**Written problem:**
Answer these questions from the text below on a husband's love for his wife:
(a) What does the text say true love is?
(b) What does it name as the model for a husband's love?
(c) How does a husband display his love for his wife, according to the text?

**Document excerpt:**
---

What is a husband to do to? Husband, love your wife and give yourself up for her. Notice that Paul does not exactly parallel what he has said to wives. He does not immediately command you to be the head of your wife. He has told your wife to submit to your leadership, but he doesn’t begin by saying, “Husbands, lead!” Instead, he tells you to be filled with love for your wife. You are to lead in love, to give yourself up. This is not love as we may think of it in our culture—love as an emotion or love as something that is purely physical. True love is an act of will. It requires action. You are not commanded to be romantically warm and fuzzy with your wife, though hopefully you have that too, but you are told to act in love toward her. 

The model for your love is Christ’s love for his people. How did Christ love his people? How much did he love his bride? He loved in action, not just in words or feelings. He gave himself up for her. He gave up his life. Christ gave himself up, he did not get given up. He was active and deliberate. Christ may still have shown love for us if he went to the cross kicking and screaming and protesting his innocence and begging to be let go. But how much more is his love displayed in his willing sacrifice, in going to the cross of his own volition. You display your love for your wife when you willingly, joyfully give yourself up for her.

---

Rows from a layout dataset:
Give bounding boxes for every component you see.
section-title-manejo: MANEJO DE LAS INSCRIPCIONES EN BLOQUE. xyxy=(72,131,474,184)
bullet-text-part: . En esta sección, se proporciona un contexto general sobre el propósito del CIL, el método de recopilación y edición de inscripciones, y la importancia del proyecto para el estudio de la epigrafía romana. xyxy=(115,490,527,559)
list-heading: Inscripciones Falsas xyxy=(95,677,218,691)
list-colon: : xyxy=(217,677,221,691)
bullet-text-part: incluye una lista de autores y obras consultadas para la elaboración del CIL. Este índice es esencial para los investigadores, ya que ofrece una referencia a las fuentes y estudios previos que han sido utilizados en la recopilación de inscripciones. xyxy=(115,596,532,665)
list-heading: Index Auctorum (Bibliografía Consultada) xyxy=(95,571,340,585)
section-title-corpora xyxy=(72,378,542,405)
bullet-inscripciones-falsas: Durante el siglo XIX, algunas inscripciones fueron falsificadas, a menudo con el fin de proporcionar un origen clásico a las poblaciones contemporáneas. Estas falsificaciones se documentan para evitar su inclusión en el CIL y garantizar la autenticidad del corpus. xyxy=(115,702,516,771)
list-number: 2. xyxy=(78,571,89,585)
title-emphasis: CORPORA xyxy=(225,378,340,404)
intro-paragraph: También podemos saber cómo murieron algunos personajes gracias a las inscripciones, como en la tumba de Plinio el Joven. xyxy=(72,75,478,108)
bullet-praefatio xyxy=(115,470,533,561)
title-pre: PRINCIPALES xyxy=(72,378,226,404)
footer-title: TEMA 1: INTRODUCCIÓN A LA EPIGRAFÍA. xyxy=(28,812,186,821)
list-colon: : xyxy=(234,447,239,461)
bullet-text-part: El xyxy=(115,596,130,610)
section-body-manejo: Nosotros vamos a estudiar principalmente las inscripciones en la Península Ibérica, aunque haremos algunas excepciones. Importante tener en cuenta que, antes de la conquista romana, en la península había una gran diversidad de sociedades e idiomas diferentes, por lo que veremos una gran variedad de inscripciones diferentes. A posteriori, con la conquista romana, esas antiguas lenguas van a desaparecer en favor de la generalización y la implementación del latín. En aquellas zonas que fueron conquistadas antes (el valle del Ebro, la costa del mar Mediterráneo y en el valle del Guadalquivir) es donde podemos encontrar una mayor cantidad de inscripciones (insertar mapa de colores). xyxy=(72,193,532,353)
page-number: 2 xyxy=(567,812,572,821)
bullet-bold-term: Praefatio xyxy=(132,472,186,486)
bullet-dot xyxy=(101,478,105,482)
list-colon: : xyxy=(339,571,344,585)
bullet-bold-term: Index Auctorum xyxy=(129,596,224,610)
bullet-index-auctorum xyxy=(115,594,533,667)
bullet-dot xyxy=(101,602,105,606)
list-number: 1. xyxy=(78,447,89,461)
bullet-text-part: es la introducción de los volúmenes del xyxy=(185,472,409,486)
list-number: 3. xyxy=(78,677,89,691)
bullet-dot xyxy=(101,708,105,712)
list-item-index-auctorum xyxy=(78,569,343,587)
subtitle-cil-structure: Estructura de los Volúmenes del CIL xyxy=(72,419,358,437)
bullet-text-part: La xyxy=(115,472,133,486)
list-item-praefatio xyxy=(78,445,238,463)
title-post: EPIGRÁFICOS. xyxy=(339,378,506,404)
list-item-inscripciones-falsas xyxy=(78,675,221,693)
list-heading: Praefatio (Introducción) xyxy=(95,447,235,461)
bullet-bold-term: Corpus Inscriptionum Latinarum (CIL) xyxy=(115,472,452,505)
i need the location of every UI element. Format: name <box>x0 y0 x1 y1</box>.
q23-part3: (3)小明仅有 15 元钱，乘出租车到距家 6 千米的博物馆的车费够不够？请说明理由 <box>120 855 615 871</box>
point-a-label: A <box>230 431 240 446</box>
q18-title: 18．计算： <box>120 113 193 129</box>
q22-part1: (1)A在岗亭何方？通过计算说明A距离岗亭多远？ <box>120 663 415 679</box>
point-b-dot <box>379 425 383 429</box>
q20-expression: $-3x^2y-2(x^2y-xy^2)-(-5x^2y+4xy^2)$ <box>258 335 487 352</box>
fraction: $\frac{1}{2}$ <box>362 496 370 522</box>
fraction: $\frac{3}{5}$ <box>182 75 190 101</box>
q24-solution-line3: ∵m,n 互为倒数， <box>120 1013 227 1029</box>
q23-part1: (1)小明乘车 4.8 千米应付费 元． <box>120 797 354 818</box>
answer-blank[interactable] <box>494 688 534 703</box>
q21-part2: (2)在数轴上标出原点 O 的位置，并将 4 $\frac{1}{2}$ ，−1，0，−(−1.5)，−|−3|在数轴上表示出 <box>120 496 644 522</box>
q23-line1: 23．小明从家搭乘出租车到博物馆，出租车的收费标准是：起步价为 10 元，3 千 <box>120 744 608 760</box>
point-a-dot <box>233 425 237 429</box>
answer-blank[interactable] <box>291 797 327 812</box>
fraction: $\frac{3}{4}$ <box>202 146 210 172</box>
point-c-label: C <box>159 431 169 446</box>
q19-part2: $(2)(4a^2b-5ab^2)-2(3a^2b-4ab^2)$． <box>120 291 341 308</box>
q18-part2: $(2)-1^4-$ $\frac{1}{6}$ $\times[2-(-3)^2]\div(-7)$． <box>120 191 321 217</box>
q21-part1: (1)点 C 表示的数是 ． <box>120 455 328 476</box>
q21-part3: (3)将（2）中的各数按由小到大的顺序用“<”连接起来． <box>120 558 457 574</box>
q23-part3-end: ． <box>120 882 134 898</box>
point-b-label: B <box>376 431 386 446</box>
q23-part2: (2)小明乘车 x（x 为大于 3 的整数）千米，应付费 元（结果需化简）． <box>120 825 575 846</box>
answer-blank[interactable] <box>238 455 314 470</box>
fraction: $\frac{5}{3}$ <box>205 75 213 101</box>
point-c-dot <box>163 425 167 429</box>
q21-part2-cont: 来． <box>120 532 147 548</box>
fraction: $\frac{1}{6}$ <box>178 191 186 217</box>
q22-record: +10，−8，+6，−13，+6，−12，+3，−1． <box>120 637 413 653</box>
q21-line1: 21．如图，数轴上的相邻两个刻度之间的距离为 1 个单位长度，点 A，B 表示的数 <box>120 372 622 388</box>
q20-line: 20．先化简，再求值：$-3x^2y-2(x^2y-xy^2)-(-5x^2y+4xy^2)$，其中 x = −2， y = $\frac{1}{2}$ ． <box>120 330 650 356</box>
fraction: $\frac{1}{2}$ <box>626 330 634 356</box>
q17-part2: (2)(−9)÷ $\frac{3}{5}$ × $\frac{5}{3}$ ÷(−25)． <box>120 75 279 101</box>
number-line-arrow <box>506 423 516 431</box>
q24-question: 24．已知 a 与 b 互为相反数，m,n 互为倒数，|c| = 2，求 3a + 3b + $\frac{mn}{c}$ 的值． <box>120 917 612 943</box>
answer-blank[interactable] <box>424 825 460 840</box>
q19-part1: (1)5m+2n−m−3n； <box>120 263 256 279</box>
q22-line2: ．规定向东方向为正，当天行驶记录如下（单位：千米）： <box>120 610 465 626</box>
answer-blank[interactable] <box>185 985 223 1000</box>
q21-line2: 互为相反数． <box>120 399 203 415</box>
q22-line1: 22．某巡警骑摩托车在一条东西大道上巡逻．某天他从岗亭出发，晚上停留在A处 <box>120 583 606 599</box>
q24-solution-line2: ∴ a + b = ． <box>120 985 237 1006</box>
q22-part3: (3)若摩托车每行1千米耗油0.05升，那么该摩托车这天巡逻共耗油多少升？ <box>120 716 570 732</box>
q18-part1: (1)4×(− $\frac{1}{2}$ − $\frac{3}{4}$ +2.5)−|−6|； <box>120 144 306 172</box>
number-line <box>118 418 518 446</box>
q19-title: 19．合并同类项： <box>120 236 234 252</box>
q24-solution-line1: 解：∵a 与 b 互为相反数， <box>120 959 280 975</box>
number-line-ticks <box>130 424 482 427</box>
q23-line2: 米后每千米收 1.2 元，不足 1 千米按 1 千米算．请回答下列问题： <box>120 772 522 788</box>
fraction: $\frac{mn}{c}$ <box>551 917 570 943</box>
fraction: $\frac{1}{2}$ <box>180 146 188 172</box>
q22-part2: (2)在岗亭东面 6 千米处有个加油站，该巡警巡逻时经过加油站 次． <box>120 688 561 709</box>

---

**Answer to this exercise:**
(a) An act of will that requires action.
(b) Christ's love for his people.
(c) By willingly, joyfully giving himself up for her.